(Extracted data entries)
========

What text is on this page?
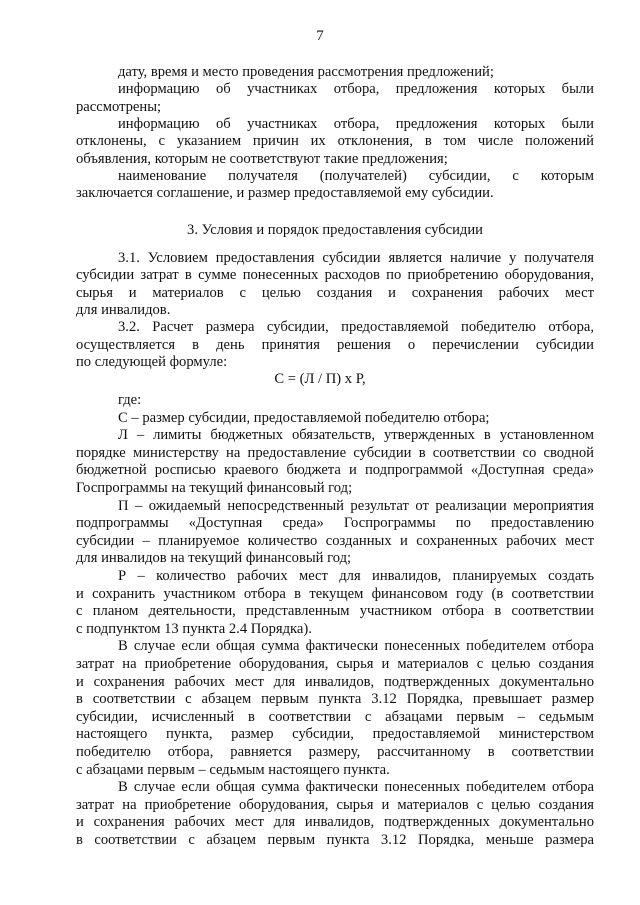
7
дату, время и место проведения рассмотрения предложений;
информацию об участниках отбора, предложения которых были
рассмотрены;
информацию об участниках отбора, предложения которых были
отклонены, с указанием причин их отклонения, в том числе положений
объявления, которым не соответствуют такие предложения;
наименование получателя (получателей) субсидии, с которым
заключается соглашение, и размер предоставляемой ему субсидии.
3.1. Условием предоставления субсидии является наличие у получателя
субсидии затрат в сумме понесенных расходов по приобретению оборудования,
сырья и материалов с целью создания и сохранения рабочих мест
для инвалидов.
3.2. Расчет размера субсидии, предоставляемой победителю отбора,
осуществляется в день принятия решения о перечислении субсидии
по следующей формуле:
где:
С – размер субсидии, предоставляемой победителю отбора;
Л – лимиты бюджетных обязательств, утвержденных в установленном
порядке министерству на предоставление субсидии в соответствии со сводной
бюджетной росписью краевого бюджета и подпрограммой «Доступная среда»
Госпрограммы на текущий финансовый год;
П – ожидаемый непосредственный результат от реализации мероприятия
подпрограммы «Доступная среда» Госпрограммы по предоставлению
субсидии – планируемое количество созданных и сохраненных рабочих мест
для инвалидов на текущий финансовый год;
Р – количество рабочих мест для инвалидов, планируемых создать
и сохранить участником отбора в текущем финансовом году (в соответствии
с планом деятельности, представленным участником отбора в соответствии
с подпунктом 13 пункта 2.4 Порядка).
В случае если общая сумма фактически понесенных победителем отбора
затрат на приобретение оборудования, сырья и материалов с целью создания
и сохранения рабочих мест для инвалидов, подтвержденных документально
в соответствии с абзацем первым пункта 3.12 Порядка, превышает размер
субсидии, исчисленный в соответствии с абзацами первым – седьмым
настоящего пункта, размер субсидии, предоставляемой министерством
победителю отбора, равняется размеру, рассчитанному в соответствии
с абзацами первым – седьмым настоящего пункта.
В случае если общая сумма фактически понесенных победителем отбора
затрат на приобретение оборудования, сырья и материалов с целью создания
и сохранения рабочих мест для инвалидов, подтвержденных документально
в соответствии с абзацем первым пункта 3.12 Порядка, меньше размера
3. Условия и порядок предоставления субсидии
С = (Л / П) х Р,
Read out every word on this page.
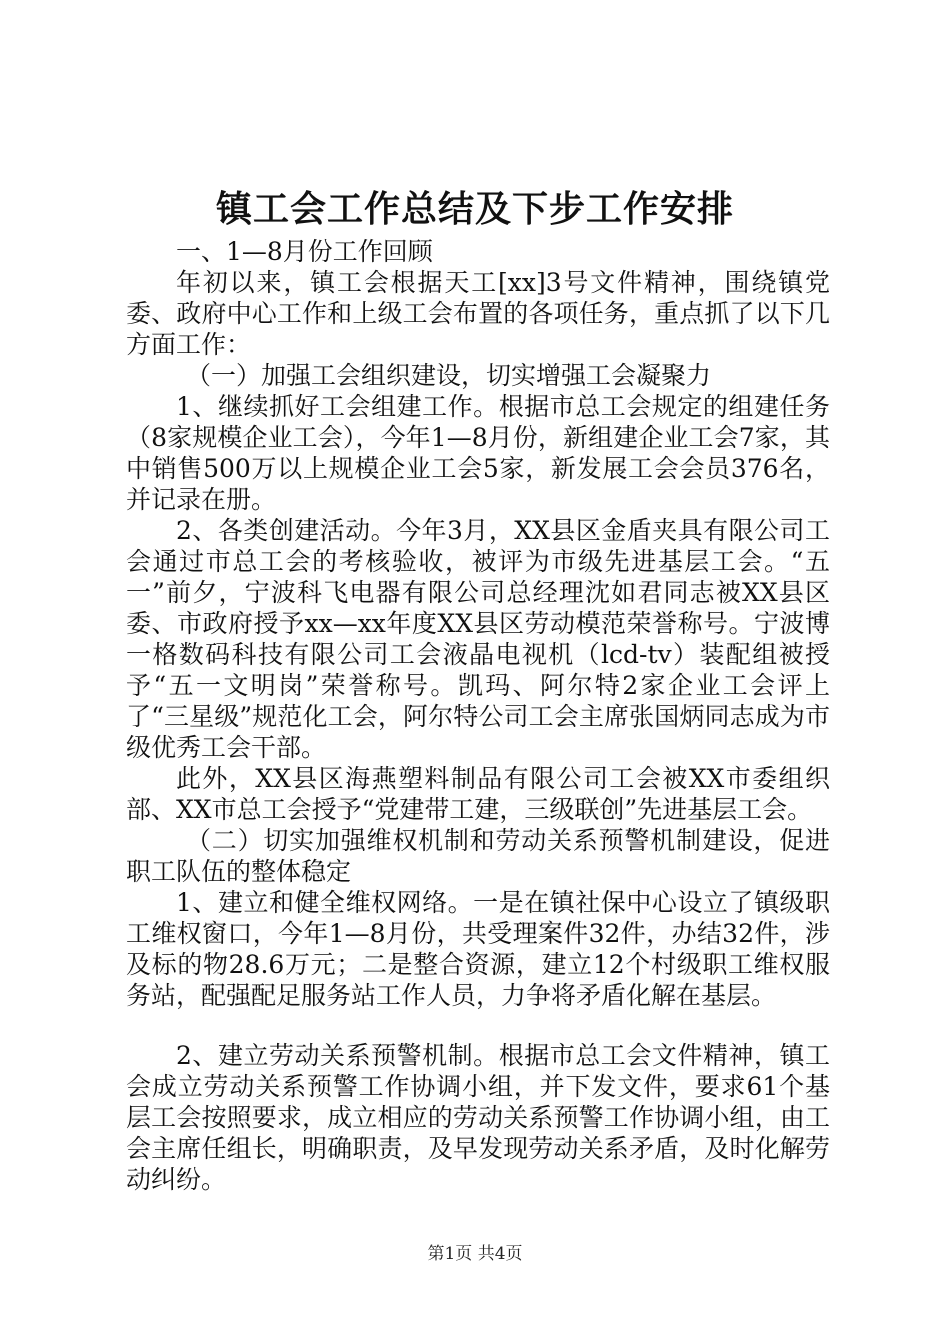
镇工会工作总结及下步工作安排

一、1—8月份工作回顾

年初以来，镇工会根据天工[xx]3号文件精神，围绕镇党委、政府中心工作和上级工会布置的各项任务，重点抓了以下几方面工作：

（一）加强工会组织建设，切实增强工会凝聚力

1、继续抓好工会组建工作。根据市总工会规定的组建任务（8家规模企业工会），今年1—8月份，新组建企业工会7家，其中销售500万以上规模企业工会5家，新发展工会会员376名，并记录在册。

2、各类创建活动。今年3月，XX县区金盾夹具有限公司工会通过市总工会的考核验收，被评为市级先进基层工会。“五一”前夕，宁波科飞电器有限公司总经理沈如君同志被XX县区委、市政府授予xx—xx年度XX县区劳动模范荣誉称号。宁波博一格数码科技有限公司工会液晶电视机（lcd-tv）装配组被授予“五一文明岗”荣誉称号。凯玛、阿尔特2家企业工会评上了“三星级”规范化工会，阿尔特公司工会主席张国炳同志成为市级优秀工会干部。

此外，XX县区海燕塑料制品有限公司工会被XX市委组织部、XX市总工会授予“党建带工建，三级联创”先进基层工会。

（二）切实加强维权机制和劳动关系预警机制建设，促进职工队伍的整体稳定

1、建立和健全维权网络。一是在镇社保中心设立了镇级职工维权窗口，今年1—8月份，共受理案件32件，办结32件，涉及标的物28.6万元；二是整合资源，建立12个村级职工维权服务站，配强配足服务站工作人员，力争将矛盾化解在基层。

2、建立劳动关系预警机制。根据市总工会文件精神，镇工会成立劳动关系预警工作协调小组，并下发文件，要求61个基层工会按照要求，成立相应的劳动关系预警工作协调小组，由工会主席任组长，明确职责，及早发现劳动关系矛盾，及时化解劳动纠纷。

第1页 共4页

========

**Work instructions**
With the pictures left out, transcribe the material exactly.

**Final result**
What text is on this page?
7
дату, время и место проведения рассмотрения предложений;
информацию об участниках отбора, предложения которых были
рассмотрены;
информацию об участниках отбора, предложения которых были
отклонены, с указанием причин их отклонения, в том числе положений
объявления, которым не соответствуют такие предложения;
наименование получателя (получателей) субсидии, с которым
заключается соглашение, и размер предоставляемой ему субсидии.
3.1. Условием предоставления субсидии является наличие у получателя
субсидии затрат в сумме понесенных расходов по приобретению оборудования,
сырья и материалов с целью создания и сохранения рабочих мест
для инвалидов.
3.2. Расчет размера субсидии, предоставляемой победителю отбора,
осуществляется в день принятия решения о перечислении субсидии
по следующей формуле:
где:
С – размер субсидии, предоставляемой победителю отбора;
Л – лимиты бюджетных обязательств, утвержденных в установленном
порядке министерству на предоставление субсидии в соответствии со сводной
бюджетной росписью краевого бюджета и подпрограммой «Доступная среда»
Госпрограммы на текущий финансовый год;
П – ожидаемый непосредственный результат от реализации мероприятия
подпрограммы «Доступная среда» Госпрограммы по предоставлению
субсидии – планируемое количество созданных и сохраненных рабочих мест
для инвалидов на текущий финансовый год;
Р – количество рабочих мест для инвалидов, планируемых создать
и сохранить участником отбора в текущем финансовом году (в соответствии
с планом деятельности, представленным участником отбора в соответствии
с подпунктом 13 пункта 2.4 Порядка).
В случае если общая сумма фактически понесенных победителем отбора
затрат на приобретение оборудования, сырья и материалов с целью создания
и сохранения рабочих мест для инвалидов, подтвержденных документально
в соответствии с абзацем первым пункта 3.12 Порядка, превышает размер
субсидии, исчисленный в соответствии с абзацами первым – седьмым
настоящего пункта, размер субсидии, предоставляемой министерством
победителю отбора, равняется размеру, рассчитанному в соответствии
с абзацами первым – седьмым настоящего пункта.
В случае если общая сумма фактически понесенных победителем отбора
затрат на приобретение оборудования, сырья и материалов с целью создания
и сохранения рабочих мест для инвалидов, подтвержденных документально
в соответствии с абзацем первым пункта 3.12 Порядка, меньше размера
3. Условия и порядок предоставления субсидии
С = (Л / П) х Р,
Read out every word on this page.
镇工会工作总结及下步工作安排

一、1—8月份工作回顾

年初以来，镇工会根据天工[xx]3号文件精神，围绕镇党委、政府中心工作和上级工会布置的各项任务，重点抓了以下几方面工作：

（一）加强工会组织建设，切实增强工会凝聚力

1、继续抓好工会组建工作。根据市总工会规定的组建任务（8家规模企业工会），今年1—8月份，新组建企业工会7家，其中销售500万以上规模企业工会5家，新发展工会会员376名，并记录在册。

2、各类创建活动。今年3月，XX县区金盾夹具有限公司工会通过市总工会的考核验收，被评为市级先进基层工会。“五一”前夕，宁波科飞电器有限公司总经理沈如君同志被XX县区委、市政府授予xx—xx年度XX县区劳动模范荣誉称号。宁波博一格数码科技有限公司工会液晶电视机（lcd-tv）装配组被授予“五一文明岗”荣誉称号。凯玛、阿尔特2家企业工会评上了“三星级”规范化工会，阿尔特公司工会主席张国炳同志成为市级优秀工会干部。

此外，XX县区海燕塑料制品有限公司工会被XX市委组织部、XX市总工会授予“党建带工建，三级联创”先进基层工会。

（二）切实加强维权机制和劳动关系预警机制建设，促进职工队伍的整体稳定

1、建立和健全维权网络。一是在镇社保中心设立了镇级职工维权窗口，今年1—8月份，共受理案件32件，办结32件，涉及标的物28.6万元；二是整合资源，建立12个村级职工维权服务站，配强配足服务站工作人员，力争将矛盾化解在基层。

2、建立劳动关系预警机制。根据市总工会文件精神，镇工会成立劳动关系预警工作协调小组，并下发文件，要求61个基层工会按照要求，成立相应的劳动关系预警工作协调小组，由工会主席任组长，明确职责，及早发现劳动关系矛盾，及时化解劳动纠纷。

第1页 共4页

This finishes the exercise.